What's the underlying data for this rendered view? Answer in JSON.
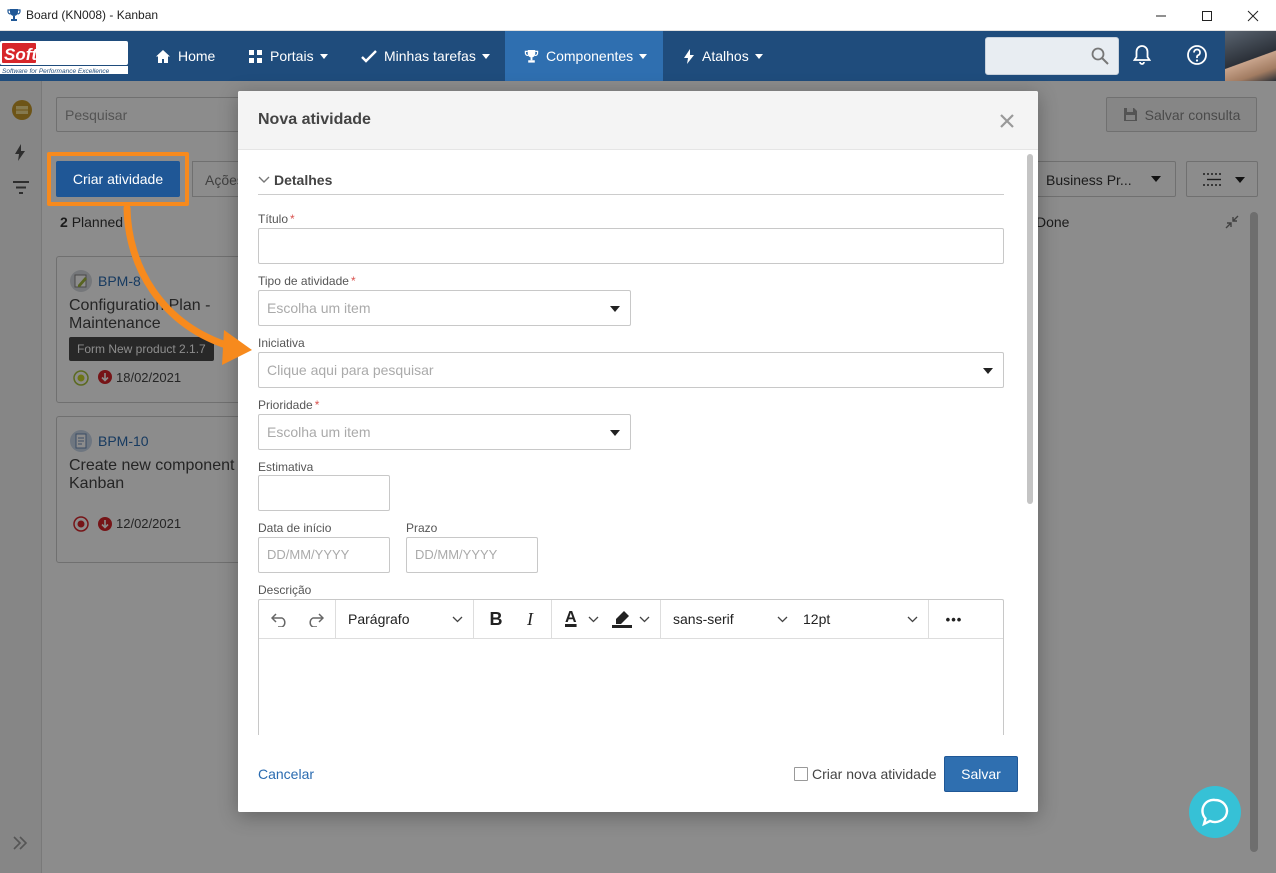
{
  "window": {
    "title": "Board (KN008) - Kanban"
  },
  "brand": {
    "logo_top": "SoftExpert",
    "logo_tag": "Software for Performance Excellence"
  },
  "nav": {
    "home": "Home",
    "portais": "Portais",
    "minhas_tarefas": "Minhas tarefas",
    "componentes": "Componentes",
    "atalhos": "Atalhos"
  },
  "board": {
    "search_placeholder": "Pesquisar",
    "create_button": "Criar atividade",
    "actions_button": "Ações",
    "save_query": "Salvar consulta",
    "bp_select": "Business Pr...",
    "planned_count": "2",
    "planned_label": "Planned",
    "done_label": "Done",
    "cards": [
      {
        "code": "BPM-8",
        "title": "Configuration Plan - Maintenance",
        "tag": "Form New product 2.1.7",
        "date": "18/02/2021"
      },
      {
        "code": "BPM-10",
        "title": "Create new component Kanban",
        "date": "12/02/2021"
      }
    ]
  },
  "modal": {
    "title": "Nova atividade",
    "section": "Detalhes",
    "fields": {
      "titulo_label": "Título",
      "tipo_label": "Tipo de atividade",
      "tipo_placeholder": "Escolha um item",
      "iniciativa_label": "Iniciativa",
      "iniciativa_placeholder": "Clique aqui para pesquisar",
      "prioridade_label": "Prioridade",
      "prioridade_placeholder": "Escolha um item",
      "estimativa_label": "Estimativa",
      "inicio_label": "Data de início",
      "inicio_placeholder": "DD/MM/YYYY",
      "prazo_label": "Prazo",
      "prazo_placeholder": "DD/MM/YYYY",
      "descricao_label": "Descrição",
      "required_mark": "*"
    },
    "editor": {
      "block_format": "Parágrafo",
      "bold": "B",
      "italic": "I",
      "font_color": "A",
      "font_family": "sans-serif",
      "font_size": "12pt",
      "more": "•••"
    },
    "footer": {
      "cancel": "Cancelar",
      "create_another": "Criar nova atividade",
      "save": "Salvar"
    }
  },
  "colors": {
    "header_bg": "#1f4c7c",
    "nav_active": "#2f6fb0",
    "primary": "#2f6fb0",
    "highlight": "#f78a1d",
    "link": "#2a6bb0",
    "required": "#d9534f",
    "chat": "#36c1d6"
  }
}
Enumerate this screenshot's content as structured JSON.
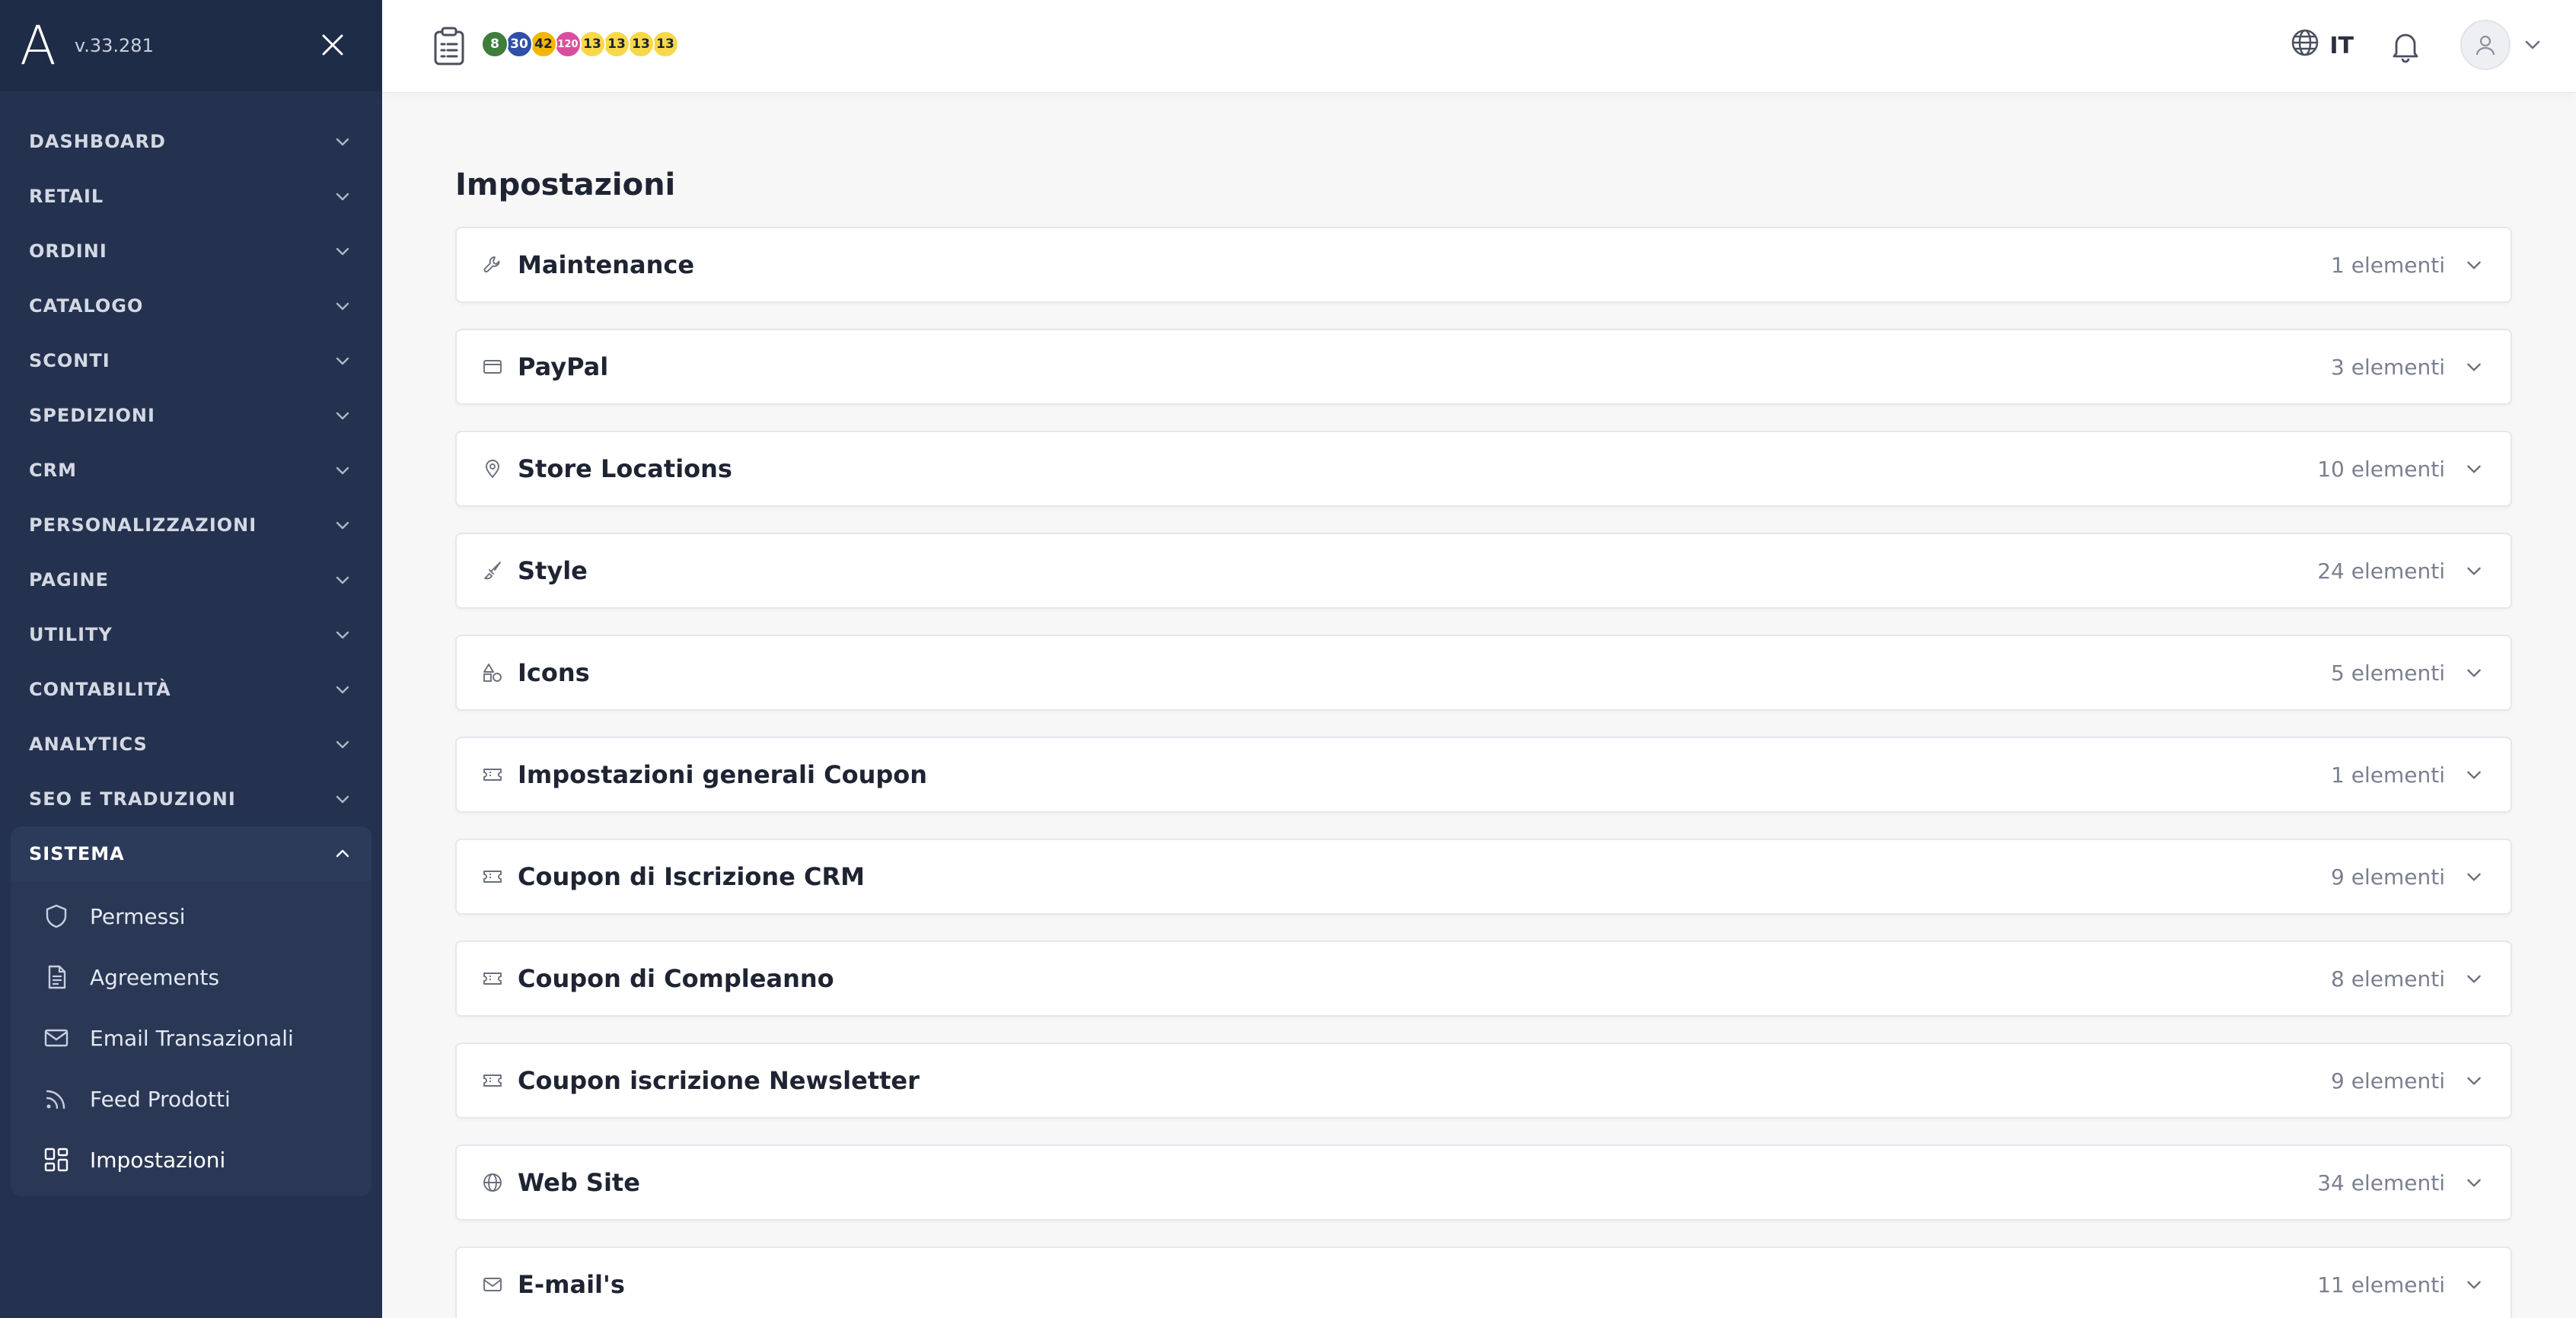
{
  "sidebar": {
    "logo": "A",
    "version": "v.33.281",
    "menu": [
      {
        "label": "DASHBOARD"
      },
      {
        "label": "RETAIL"
      },
      {
        "label": "ORDINI"
      },
      {
        "label": "CATALOGO"
      },
      {
        "label": "SCONTI"
      },
      {
        "label": "SPEDIZIONI"
      },
      {
        "label": "CRM"
      },
      {
        "label": "PERSONALIZZAZIONI"
      },
      {
        "label": "PAGINE"
      },
      {
        "label": "UTILITY"
      },
      {
        "label": "CONTABILITÀ"
      },
      {
        "label": "ANALYTICS"
      },
      {
        "label": "SEO E TRADUZIONI"
      }
    ],
    "open_section": {
      "label": "SISTEMA",
      "items": [
        {
          "label": "Permessi",
          "icon": "shield-icon"
        },
        {
          "label": "Agreements",
          "icon": "document-icon"
        },
        {
          "label": "Email Transazionali",
          "icon": "mail-icon"
        },
        {
          "label": "Feed Prodotti",
          "icon": "rss-icon"
        },
        {
          "label": "Impostazioni",
          "icon": "grid-icon",
          "active": true
        }
      ]
    }
  },
  "topbar": {
    "badges": [
      {
        "value": "8",
        "bg": "#3f7d3a",
        "fg": "#ffffff"
      },
      {
        "value": "30",
        "bg": "#2f4fa8",
        "fg": "#ffffff"
      },
      {
        "value": "42",
        "bg": "#f2b705",
        "fg": "#1f2433"
      },
      {
        "value": "120",
        "bg": "#d94f9e",
        "fg": "#ffffff"
      },
      {
        "value": "13",
        "bg": "#f6d84a",
        "fg": "#1f2433"
      },
      {
        "value": "13",
        "bg": "#f6d84a",
        "fg": "#1f2433"
      },
      {
        "value": "13",
        "bg": "#f6d84a",
        "fg": "#1f2433"
      },
      {
        "value": "13",
        "bg": "#f6d84a",
        "fg": "#1f2433"
      }
    ],
    "language": "IT"
  },
  "main": {
    "title": "Impostazioni",
    "rows": [
      {
        "title": "Maintenance",
        "count": "1 elementi",
        "icon": "wrench-icon"
      },
      {
        "title": "PayPal",
        "count": "3 elementi",
        "icon": "card-icon"
      },
      {
        "title": "Store Locations",
        "count": "10 elementi",
        "icon": "map-pin-icon"
      },
      {
        "title": "Style",
        "count": "24 elementi",
        "icon": "brush-icon"
      },
      {
        "title": "Icons",
        "count": "5 elementi",
        "icon": "shapes-icon"
      },
      {
        "title": "Impostazioni generali Coupon",
        "count": "1 elementi",
        "icon": "ticket-icon"
      },
      {
        "title": "Coupon di Iscrizione CRM",
        "count": "9 elementi",
        "icon": "ticket-icon"
      },
      {
        "title": "Coupon di Compleanno",
        "count": "8 elementi",
        "icon": "ticket-icon"
      },
      {
        "title": "Coupon iscrizione Newsletter",
        "count": "9 elementi",
        "icon": "ticket-icon"
      },
      {
        "title": "Web Site",
        "count": "34 elementi",
        "icon": "globe-icon"
      },
      {
        "title": "E-mail's",
        "count": "11 elementi",
        "icon": "mail-icon"
      }
    ]
  },
  "colors": {
    "sidebar_bg": "#24324f",
    "sidebar_header_bg": "#1f2c47",
    "page_bg": "#f7f7f8"
  }
}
···
**Instructions to follow**
Extract from the material all lines containing the string "JSON".

**Task output**
What's the underlying data for this rendered view? Answer in JSON.
Enumerate this screenshot's content as structured JSON.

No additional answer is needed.